▸ DIRECTIVE
In the article on Form 1099 reporting for law firms below, reproduce everything from "- 1099-NEC –" down to "expert witness fees.".

Articles & Alerts
Law Firms: How to Navigate Form 1099 Reporting Challenges
As Seen in Anchin’s Law Firm Year-End Planning Guide
The legal industry has its own set of unique challenges when it comes to 1099 reporting for both issuers and recipients alike. The IRS has recognized these challenges and provided guidance in the form of audit technique guides to help navigate those issues unique to the legal industry. Unfortunately, the unique 1099 reporting issues for legal services have still left much confusion. It is important to understand the issues for successful management of 1099 reporting. Following below are the basics on 1099 reporting:
Why is 1099 reporting important?
1099 reporting is a critical component of the U.S. tax system. 1099 reporting serves a crucial role in income reporting and documents deductions among other tax compliance functions. These forms serve as a major source of information for the IRS and state tax authorities. Lawyers and law firms receive and send more 1099s than most taxpayers due to the extensive reporting requirements specific to the legal industry. The handling of client funds by firms sometimes involving significant amounts also attracts closer scrutiny.
1099-MISC versus 1099-NEC
In 2020, the 1099-NEC was introduced in an attempt to clear up confusion surrounding the 1099-MISC and self-employment income reporting. The general use of each form is outlined below as it applies to legal services:
- 1099-MISC – Use this form if the business is paying another lawyer or law firm for items such as taxable damages (box 3) or settlement proceeds (box 10) in a legal dispute. Note: The amount reported in either box should not be reduced by attorney’s fees. The deductibility of attorney fees is a separate discussion beyond the scope of this article. Additionally, while box 3 indicates taxable income, box 10 is more informational as it represents gross proceeds, not necessarily taxable income.
- 1099-NEC – Use this form if the business is paying an attorney or law firm for legal services provided to the business. This includes co-counsel arrangements, fee splitting, or expert witness fees.
Who is responsible for reporting?

▸ PROVIDED DATA
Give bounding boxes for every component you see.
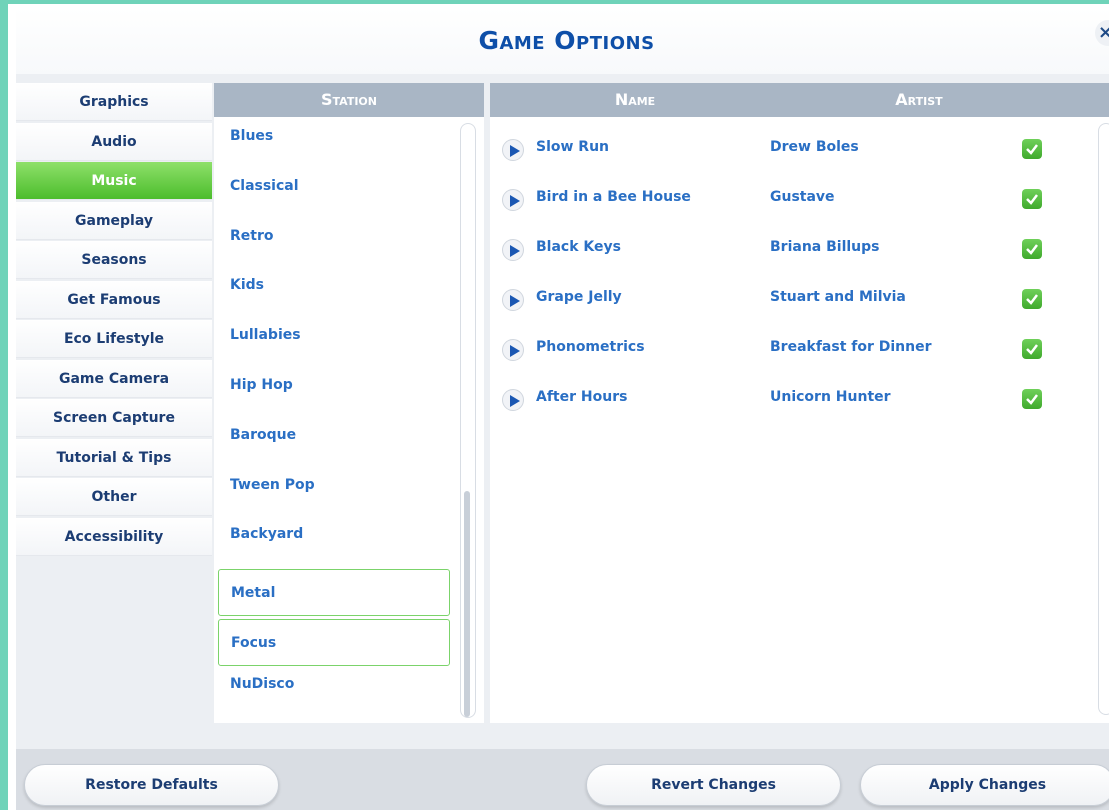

▸ COMPLETE RESPONSE
- 1099-NEC – Use this form if the business is paying an attorney or law firm for legal services provided to the business. This includes co-counsel arrangements, fee splitting, or expert witness fees.